##### DATA SUPPLIED

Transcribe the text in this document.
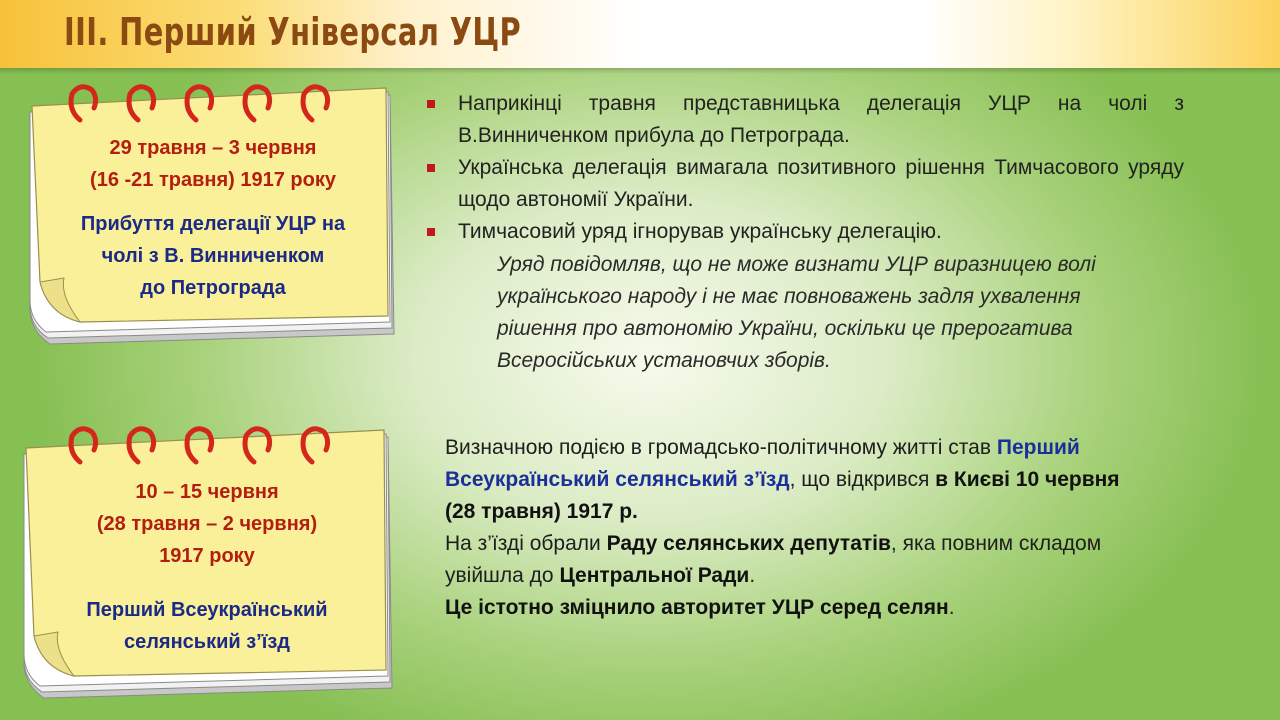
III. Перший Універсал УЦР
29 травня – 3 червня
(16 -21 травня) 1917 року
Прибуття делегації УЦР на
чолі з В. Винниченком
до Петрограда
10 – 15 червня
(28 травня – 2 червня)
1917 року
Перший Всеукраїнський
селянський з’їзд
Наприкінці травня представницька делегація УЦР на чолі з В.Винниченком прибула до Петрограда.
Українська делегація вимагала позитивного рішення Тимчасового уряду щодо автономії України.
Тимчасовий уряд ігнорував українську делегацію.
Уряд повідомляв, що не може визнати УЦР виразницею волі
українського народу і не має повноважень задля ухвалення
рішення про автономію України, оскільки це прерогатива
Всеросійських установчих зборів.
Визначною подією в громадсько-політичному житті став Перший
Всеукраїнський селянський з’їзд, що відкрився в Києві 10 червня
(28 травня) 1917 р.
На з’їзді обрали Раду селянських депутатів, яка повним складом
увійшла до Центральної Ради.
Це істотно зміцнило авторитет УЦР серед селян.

##########

EXERCISE GOAL: Copy out all of the material exactly as written, without its pictures.

FULL ANSWER:
Transcribe the text in this document.
III. Перший Універсал УЦР
29 травня – 3 червня
(16 -21 травня) 1917 року
Прибуття делегації УЦР на
чолі з В. Винниченком
до Петрограда
10 – 15 червня
(28 травня – 2 червня)
1917 року
Перший Всеукраїнський
селянський з’їзд
Наприкінці травня представницька делегація УЦР на чолі з В.Винниченком прибула до Петрограда.
Українська делегація вимагала позитивного рішення Тимчасового уряду щодо автономії України.
Тимчасовий уряд ігнорував українську делегацію.
Уряд повідомляв, що не може визнати УЦР виразницею волі
українського народу і не має повноважень задля ухвалення
рішення про автономію України, оскільки це прерогатива
Всеросійських установчих зборів.
Визначною подією в громадсько-політичному житті став Перший
Всеукраїнський селянський з’їзд, що відкрився в Києві 10 червня
(28 травня) 1917 р.
На з’їзді обрали Раду селянських депутатів, яка повним складом
увійшла до Центральної Ради.
Це істотно зміцнило авторитет УЦР серед селян.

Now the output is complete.